Task data.
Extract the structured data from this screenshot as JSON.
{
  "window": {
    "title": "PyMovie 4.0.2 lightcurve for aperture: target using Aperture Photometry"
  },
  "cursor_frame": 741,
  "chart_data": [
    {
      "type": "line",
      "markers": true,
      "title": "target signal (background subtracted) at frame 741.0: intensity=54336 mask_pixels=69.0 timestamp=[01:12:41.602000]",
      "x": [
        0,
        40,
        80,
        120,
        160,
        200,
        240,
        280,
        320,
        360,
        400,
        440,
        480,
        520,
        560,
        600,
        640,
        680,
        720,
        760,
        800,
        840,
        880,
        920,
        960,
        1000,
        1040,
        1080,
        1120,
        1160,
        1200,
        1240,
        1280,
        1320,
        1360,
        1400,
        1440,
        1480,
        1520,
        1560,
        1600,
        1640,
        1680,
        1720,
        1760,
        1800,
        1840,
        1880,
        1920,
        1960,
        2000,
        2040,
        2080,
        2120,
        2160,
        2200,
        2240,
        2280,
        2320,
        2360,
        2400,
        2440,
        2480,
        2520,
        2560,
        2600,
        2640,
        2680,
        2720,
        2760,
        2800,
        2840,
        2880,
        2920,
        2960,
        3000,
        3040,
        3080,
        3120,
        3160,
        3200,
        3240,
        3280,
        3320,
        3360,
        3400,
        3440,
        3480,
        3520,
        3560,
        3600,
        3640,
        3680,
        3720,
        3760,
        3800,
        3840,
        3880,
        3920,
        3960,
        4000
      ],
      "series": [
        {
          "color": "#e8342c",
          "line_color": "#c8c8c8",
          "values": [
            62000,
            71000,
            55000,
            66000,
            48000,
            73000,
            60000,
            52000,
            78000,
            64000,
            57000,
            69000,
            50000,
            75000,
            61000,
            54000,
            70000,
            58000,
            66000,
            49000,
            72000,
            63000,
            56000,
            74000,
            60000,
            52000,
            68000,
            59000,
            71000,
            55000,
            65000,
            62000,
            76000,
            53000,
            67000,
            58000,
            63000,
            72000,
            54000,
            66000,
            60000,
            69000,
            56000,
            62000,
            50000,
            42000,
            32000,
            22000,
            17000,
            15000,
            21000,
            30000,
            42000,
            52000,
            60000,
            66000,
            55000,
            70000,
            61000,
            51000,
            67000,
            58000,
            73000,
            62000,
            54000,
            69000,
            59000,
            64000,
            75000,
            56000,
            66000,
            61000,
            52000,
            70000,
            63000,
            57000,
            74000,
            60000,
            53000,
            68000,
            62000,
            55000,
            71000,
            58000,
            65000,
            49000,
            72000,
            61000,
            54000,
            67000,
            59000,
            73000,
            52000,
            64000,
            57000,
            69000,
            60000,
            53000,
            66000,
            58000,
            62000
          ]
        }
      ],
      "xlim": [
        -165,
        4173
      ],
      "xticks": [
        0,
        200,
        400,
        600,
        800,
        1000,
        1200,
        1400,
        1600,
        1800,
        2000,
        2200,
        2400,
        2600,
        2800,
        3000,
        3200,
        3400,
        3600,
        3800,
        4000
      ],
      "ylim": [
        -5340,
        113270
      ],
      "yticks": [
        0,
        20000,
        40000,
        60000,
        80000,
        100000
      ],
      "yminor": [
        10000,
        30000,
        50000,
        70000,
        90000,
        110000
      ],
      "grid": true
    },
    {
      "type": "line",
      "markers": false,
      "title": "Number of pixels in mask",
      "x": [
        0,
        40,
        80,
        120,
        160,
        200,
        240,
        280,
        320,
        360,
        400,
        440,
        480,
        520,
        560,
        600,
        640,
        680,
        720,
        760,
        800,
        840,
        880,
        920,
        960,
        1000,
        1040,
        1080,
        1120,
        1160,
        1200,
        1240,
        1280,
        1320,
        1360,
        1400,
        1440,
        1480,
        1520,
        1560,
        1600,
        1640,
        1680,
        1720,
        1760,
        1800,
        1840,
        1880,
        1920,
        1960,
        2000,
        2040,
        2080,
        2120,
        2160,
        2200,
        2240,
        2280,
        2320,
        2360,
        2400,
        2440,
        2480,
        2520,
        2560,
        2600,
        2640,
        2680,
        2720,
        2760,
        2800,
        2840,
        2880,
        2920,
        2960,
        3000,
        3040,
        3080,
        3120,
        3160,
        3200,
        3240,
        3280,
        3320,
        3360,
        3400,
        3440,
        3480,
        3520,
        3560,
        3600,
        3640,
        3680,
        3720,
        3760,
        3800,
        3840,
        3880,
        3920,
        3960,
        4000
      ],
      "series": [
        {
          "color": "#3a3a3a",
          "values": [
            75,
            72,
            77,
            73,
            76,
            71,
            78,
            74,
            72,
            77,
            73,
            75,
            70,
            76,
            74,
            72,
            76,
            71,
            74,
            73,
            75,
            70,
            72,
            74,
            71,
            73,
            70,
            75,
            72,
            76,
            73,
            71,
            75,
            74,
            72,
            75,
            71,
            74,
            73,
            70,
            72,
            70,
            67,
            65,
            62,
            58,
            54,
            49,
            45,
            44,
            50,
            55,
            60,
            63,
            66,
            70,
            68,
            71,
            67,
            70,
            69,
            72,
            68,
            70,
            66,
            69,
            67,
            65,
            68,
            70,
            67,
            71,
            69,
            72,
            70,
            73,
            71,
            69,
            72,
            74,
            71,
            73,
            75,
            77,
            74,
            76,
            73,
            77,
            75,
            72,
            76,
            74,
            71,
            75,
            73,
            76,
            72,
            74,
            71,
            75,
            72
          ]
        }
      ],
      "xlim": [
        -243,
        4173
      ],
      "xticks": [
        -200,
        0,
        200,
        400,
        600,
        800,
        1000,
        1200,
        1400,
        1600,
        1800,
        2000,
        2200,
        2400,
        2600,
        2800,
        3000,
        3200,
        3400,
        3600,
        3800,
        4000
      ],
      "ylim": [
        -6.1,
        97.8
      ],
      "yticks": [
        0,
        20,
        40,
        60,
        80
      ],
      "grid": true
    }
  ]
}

Written exercise.
Reproduce each entry from the records above, character for character.

Problem solution.
Extract the structured data from this screenshot as JSON.
{
  "window": {
    "title": "PyMovie 4.0.2 lightcurve for aperture: target using Aperture Photometry"
  },
  "cursor_frame": 741,
  "chart_data": [
    {
      "type": "line",
      "markers": true,
      "title": "target signal (background subtracted) at frame 741.0: intensity=54336 mask_pixels=69.0 timestamp=[01:12:41.602000]",
      "x": [
        0,
        40,
        80,
        120,
        160,
        200,
        240,
        280,
        320,
        360,
        400,
        440,
        480,
        520,
        560,
        600,
        640,
        680,
        720,
        760,
        800,
        840,
        880,
        920,
        960,
        1000,
        1040,
        1080,
        1120,
        1160,
        1200,
        1240,
        1280,
        1320,
        1360,
        1400,
        1440,
        1480,
        1520,
        1560,
        1600,
        1640,
        1680,
        1720,
        1760,
        1800,
        1840,
        1880,
        1920,
        1960,
        2000,
        2040,
        2080,
        2120,
        2160,
        2200,
        2240,
        2280,
        2320,
        2360,
        2400,
        2440,
        2480,
        2520,
        2560,
        2600,
        2640,
        2680,
        2720,
        2760,
        2800,
        2840,
        2880,
        2920,
        2960,
        3000,
        3040,
        3080,
        3120,
        3160,
        3200,
        3240,
        3280,
        3320,
        3360,
        3400,
        3440,
        3480,
        3520,
        3560,
        3600,
        3640,
        3680,
        3720,
        3760,
        3800,
        3840,
        3880,
        3920,
        3960,
        4000
      ],
      "series": [
        {
          "color": "#e8342c",
          "line_color": "#c8c8c8",
          "values": [
            62000,
            71000,
            55000,
            66000,
            48000,
            73000,
            60000,
            52000,
            78000,
            64000,
            57000,
            69000,
            50000,
            75000,
            61000,
            54000,
            70000,
            58000,
            66000,
            49000,
            72000,
            63000,
            56000,
            74000,
            60000,
            52000,
            68000,
            59000,
            71000,
            55000,
            65000,
            62000,
            76000,
            53000,
            67000,
            58000,
            63000,
            72000,
            54000,
            66000,
            60000,
            69000,
            56000,
            62000,
            50000,
            42000,
            32000,
            22000,
            17000,
            15000,
            21000,
            30000,
            42000,
            52000,
            60000,
            66000,
            55000,
            70000,
            61000,
            51000,
            67000,
            58000,
            73000,
            62000,
            54000,
            69000,
            59000,
            64000,
            75000,
            56000,
            66000,
            61000,
            52000,
            70000,
            63000,
            57000,
            74000,
            60000,
            53000,
            68000,
            62000,
            55000,
            71000,
            58000,
            65000,
            49000,
            72000,
            61000,
            54000,
            67000,
            59000,
            73000,
            52000,
            64000,
            57000,
            69000,
            60000,
            53000,
            66000,
            58000,
            62000
          ]
        }
      ],
      "xlim": [
        -165,
        4173
      ],
      "xticks": [
        0,
        200,
        400,
        600,
        800,
        1000,
        1200,
        1400,
        1600,
        1800,
        2000,
        2200,
        2400,
        2600,
        2800,
        3000,
        3200,
        3400,
        3600,
        3800,
        4000
      ],
      "ylim": [
        -5340,
        113270
      ],
      "yticks": [
        0,
        20000,
        40000,
        60000,
        80000,
        100000
      ],
      "yminor": [
        10000,
        30000,
        50000,
        70000,
        90000,
        110000
      ],
      "grid": true
    },
    {
      "type": "line",
      "markers": false,
      "title": "Number of pixels in mask",
      "x": [
        0,
        40,
        80,
        120,
        160,
        200,
        240,
        280,
        320,
        360,
        400,
        440,
        480,
        520,
        560,
        600,
        640,
        680,
        720,
        760,
        800,
        840,
        880,
        920,
        960,
        1000,
        1040,
        1080,
        1120,
        1160,
        1200,
        1240,
        1280,
        1320,
        1360,
        1400,
        1440,
        1480,
        1520,
        1560,
        1600,
        1640,
        1680,
        1720,
        1760,
        1800,
        1840,
        1880,
        1920,
        1960,
        2000,
        2040,
        2080,
        2120,
        2160,
        2200,
        2240,
        2280,
        2320,
        2360,
        2400,
        2440,
        2480,
        2520,
        2560,
        2600,
        2640,
        2680,
        2720,
        2760,
        2800,
        2840,
        2880,
        2920,
        2960,
        3000,
        3040,
        3080,
        3120,
        3160,
        3200,
        3240,
        3280,
        3320,
        3360,
        3400,
        3440,
        3480,
        3520,
        3560,
        3600,
        3640,
        3680,
        3720,
        3760,
        3800,
        3840,
        3880,
        3920,
        3960,
        4000
      ],
      "series": [
        {
          "color": "#3a3a3a",
          "values": [
            75,
            72,
            77,
            73,
            76,
            71,
            78,
            74,
            72,
            77,
            73,
            75,
            70,
            76,
            74,
            72,
            76,
            71,
            74,
            73,
            75,
            70,
            72,
            74,
            71,
            73,
            70,
            75,
            72,
            76,
            73,
            71,
            75,
            74,
            72,
            75,
            71,
            74,
            73,
            70,
            72,
            70,
            67,
            65,
            62,
            58,
            54,
            49,
            45,
            44,
            50,
            55,
            60,
            63,
            66,
            70,
            68,
            71,
            67,
            70,
            69,
            72,
            68,
            70,
            66,
            69,
            67,
            65,
            68,
            70,
            67,
            71,
            69,
            72,
            70,
            73,
            71,
            69,
            72,
            74,
            71,
            73,
            75,
            77,
            74,
            76,
            73,
            77,
            75,
            72,
            76,
            74,
            71,
            75,
            73,
            76,
            72,
            74,
            71,
            75,
            72
          ]
        }
      ],
      "xlim": [
        -243,
        4173
      ],
      "xticks": [
        -200,
        0,
        200,
        400,
        600,
        800,
        1000,
        1200,
        1400,
        1600,
        1800,
        2000,
        2200,
        2400,
        2600,
        2800,
        3000,
        3200,
        3400,
        3600,
        3800,
        4000
      ],
      "ylim": [
        -6.1,
        97.8
      ],
      "yticks": [
        0,
        20,
        40,
        60,
        80
      ],
      "grid": true
    }
  ]
}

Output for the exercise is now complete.